▸ What is needed:
Select all lines with the string "frontend" in them, and copy those lines.

————————

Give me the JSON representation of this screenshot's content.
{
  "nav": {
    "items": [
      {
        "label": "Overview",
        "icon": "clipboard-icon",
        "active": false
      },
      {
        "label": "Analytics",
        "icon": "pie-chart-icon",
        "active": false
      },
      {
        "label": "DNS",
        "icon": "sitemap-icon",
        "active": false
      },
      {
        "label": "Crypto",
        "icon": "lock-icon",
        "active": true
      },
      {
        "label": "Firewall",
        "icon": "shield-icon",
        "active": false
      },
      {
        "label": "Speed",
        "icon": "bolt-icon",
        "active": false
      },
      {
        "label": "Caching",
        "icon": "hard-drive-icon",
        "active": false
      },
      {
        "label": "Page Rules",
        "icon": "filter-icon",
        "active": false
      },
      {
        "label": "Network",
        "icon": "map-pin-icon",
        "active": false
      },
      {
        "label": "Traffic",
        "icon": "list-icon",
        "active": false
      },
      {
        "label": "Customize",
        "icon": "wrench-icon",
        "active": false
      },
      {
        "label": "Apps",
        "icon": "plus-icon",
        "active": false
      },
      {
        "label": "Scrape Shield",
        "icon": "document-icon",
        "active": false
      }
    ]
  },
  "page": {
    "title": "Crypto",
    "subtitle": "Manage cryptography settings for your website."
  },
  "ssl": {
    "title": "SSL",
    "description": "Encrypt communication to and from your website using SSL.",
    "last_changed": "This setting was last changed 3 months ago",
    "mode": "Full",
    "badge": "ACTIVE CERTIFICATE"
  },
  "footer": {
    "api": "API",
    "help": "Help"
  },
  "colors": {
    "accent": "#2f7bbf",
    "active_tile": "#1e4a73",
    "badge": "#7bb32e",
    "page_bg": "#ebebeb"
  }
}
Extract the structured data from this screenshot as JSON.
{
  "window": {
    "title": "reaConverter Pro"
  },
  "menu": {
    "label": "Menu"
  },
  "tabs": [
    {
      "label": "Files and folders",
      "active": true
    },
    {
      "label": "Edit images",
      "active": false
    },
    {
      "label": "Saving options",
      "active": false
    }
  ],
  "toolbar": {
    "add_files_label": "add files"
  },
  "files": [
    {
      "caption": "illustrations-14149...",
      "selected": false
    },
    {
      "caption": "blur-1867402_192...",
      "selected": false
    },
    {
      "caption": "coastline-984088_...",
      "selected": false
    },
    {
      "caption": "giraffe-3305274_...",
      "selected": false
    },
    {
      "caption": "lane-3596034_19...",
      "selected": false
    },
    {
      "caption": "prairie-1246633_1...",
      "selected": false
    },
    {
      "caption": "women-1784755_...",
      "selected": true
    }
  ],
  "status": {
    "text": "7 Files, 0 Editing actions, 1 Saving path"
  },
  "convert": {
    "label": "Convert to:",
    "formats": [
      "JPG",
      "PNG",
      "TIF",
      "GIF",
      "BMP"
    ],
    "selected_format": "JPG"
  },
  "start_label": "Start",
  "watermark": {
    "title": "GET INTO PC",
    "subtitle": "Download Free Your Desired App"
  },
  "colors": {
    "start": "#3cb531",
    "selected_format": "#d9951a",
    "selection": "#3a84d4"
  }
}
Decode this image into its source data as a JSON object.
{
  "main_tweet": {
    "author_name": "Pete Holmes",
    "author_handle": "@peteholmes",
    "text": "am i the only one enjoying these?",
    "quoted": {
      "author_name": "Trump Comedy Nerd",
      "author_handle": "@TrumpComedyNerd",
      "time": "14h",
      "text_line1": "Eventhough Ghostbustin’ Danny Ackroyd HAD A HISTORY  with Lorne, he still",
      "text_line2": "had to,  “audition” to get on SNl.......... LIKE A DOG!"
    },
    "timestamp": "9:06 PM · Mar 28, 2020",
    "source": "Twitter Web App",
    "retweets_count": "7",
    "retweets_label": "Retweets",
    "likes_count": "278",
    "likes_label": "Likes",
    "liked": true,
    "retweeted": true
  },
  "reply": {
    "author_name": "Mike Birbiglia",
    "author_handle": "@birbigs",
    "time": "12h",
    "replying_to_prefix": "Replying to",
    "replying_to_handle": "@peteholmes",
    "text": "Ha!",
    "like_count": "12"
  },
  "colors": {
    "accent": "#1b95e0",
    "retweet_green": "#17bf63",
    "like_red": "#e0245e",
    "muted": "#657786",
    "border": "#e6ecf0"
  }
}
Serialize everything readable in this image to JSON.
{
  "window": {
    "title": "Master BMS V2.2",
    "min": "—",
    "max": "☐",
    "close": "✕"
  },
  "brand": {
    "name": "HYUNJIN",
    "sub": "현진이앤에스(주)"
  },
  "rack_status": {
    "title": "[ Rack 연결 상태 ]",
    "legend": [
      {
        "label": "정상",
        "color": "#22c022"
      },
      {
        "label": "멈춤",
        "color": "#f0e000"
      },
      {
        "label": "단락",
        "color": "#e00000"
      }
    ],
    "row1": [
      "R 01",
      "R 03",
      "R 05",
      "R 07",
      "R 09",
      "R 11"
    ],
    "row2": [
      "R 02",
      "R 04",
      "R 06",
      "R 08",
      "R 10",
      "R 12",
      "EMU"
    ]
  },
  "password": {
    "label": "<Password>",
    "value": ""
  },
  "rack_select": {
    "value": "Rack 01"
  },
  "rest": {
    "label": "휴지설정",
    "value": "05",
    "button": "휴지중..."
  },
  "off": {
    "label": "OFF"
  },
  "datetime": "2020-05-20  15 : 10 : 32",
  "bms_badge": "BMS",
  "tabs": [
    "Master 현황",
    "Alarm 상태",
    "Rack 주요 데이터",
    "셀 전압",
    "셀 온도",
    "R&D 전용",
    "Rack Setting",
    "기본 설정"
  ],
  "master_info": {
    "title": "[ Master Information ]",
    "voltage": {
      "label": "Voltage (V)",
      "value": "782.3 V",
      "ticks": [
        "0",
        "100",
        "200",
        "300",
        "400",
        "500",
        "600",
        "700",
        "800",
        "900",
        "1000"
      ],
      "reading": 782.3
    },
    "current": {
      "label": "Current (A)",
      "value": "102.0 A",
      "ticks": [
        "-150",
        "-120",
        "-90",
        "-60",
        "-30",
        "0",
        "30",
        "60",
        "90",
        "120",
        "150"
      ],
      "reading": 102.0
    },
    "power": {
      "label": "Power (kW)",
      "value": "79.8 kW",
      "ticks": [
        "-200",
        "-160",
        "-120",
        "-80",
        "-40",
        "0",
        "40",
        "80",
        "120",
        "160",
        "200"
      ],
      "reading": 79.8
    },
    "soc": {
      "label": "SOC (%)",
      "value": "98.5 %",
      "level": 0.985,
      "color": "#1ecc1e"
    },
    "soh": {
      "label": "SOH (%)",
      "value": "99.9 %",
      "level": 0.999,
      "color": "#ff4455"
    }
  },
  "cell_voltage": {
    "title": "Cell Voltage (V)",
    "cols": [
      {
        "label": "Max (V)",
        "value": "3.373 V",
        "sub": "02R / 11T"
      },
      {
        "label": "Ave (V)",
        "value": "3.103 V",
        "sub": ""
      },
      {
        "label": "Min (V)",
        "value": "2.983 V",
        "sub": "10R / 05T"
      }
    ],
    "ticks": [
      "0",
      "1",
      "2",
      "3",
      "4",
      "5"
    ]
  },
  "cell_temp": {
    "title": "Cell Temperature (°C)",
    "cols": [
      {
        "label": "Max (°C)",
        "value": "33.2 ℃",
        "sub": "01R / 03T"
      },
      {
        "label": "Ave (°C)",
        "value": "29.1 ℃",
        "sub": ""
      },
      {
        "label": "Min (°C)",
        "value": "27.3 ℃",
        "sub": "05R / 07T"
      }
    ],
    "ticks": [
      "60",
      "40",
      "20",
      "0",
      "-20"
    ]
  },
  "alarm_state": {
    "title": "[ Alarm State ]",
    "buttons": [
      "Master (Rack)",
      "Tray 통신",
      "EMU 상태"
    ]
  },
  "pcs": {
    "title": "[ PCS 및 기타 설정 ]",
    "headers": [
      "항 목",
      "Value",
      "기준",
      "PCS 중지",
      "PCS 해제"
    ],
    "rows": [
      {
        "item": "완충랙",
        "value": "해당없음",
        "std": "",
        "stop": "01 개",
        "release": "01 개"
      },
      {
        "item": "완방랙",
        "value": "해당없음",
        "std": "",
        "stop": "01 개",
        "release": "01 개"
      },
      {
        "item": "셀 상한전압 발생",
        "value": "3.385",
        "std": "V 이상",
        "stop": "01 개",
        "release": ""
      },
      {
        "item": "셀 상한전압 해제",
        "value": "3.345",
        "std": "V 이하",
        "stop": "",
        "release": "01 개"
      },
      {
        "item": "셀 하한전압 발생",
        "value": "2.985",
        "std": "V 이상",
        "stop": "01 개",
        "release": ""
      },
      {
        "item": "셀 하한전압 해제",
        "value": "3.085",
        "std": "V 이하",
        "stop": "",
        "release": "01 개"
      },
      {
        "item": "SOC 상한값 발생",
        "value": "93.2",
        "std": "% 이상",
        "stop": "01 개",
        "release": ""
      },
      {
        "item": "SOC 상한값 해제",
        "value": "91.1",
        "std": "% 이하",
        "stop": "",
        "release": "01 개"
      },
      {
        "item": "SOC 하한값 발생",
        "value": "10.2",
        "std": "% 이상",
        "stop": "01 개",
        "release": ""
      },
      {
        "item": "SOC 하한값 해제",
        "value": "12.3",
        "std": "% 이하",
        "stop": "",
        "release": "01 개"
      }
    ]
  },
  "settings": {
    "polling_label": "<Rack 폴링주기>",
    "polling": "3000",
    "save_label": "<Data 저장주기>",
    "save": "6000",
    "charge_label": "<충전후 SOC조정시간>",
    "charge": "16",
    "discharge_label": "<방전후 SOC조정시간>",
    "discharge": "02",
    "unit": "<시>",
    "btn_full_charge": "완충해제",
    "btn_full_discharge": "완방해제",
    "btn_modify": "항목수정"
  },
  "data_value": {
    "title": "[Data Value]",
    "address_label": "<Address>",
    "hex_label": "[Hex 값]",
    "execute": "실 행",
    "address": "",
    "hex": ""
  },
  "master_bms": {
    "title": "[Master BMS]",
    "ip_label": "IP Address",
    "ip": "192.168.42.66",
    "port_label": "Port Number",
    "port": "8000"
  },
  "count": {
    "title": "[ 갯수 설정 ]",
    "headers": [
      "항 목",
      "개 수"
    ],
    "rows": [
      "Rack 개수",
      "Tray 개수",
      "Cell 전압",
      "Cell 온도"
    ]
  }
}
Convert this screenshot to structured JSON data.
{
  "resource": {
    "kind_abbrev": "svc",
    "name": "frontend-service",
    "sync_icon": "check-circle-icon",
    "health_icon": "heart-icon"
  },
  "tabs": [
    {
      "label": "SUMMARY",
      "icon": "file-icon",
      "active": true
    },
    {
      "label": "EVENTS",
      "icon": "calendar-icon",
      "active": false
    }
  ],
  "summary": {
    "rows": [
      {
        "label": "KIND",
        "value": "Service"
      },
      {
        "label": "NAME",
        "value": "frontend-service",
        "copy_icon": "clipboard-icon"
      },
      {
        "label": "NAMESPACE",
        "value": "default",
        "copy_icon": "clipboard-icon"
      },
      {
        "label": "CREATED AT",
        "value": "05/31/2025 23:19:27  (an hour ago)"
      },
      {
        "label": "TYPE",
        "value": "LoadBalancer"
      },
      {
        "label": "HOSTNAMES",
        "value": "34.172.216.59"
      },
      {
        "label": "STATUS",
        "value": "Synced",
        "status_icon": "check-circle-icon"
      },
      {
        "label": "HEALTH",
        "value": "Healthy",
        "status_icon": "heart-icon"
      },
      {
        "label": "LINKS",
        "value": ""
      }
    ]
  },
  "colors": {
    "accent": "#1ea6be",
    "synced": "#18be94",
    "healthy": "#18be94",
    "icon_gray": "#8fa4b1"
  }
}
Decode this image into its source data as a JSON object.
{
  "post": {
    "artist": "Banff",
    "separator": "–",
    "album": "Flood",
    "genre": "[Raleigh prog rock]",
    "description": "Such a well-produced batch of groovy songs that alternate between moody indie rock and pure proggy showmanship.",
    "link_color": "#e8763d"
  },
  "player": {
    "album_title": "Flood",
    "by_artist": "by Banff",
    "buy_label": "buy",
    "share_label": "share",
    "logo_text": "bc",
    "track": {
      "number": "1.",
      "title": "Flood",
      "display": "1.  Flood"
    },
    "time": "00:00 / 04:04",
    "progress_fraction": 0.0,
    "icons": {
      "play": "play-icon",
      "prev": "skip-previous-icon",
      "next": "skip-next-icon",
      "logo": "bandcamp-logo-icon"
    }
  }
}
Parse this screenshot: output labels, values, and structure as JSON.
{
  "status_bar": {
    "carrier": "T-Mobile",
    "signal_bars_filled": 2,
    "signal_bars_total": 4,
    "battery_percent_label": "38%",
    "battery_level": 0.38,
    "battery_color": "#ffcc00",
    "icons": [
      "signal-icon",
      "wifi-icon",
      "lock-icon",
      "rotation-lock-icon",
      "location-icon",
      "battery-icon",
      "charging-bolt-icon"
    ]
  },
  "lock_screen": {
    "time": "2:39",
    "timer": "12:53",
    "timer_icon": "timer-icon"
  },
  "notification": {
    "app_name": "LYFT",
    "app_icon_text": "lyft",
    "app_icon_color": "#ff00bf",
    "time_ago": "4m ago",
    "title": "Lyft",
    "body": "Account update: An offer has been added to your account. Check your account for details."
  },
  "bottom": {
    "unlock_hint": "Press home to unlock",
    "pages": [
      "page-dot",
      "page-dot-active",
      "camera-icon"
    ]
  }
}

————————

▸ Solution to this exercise:
    "name": "frontend-service",
        "value": "frontend-service",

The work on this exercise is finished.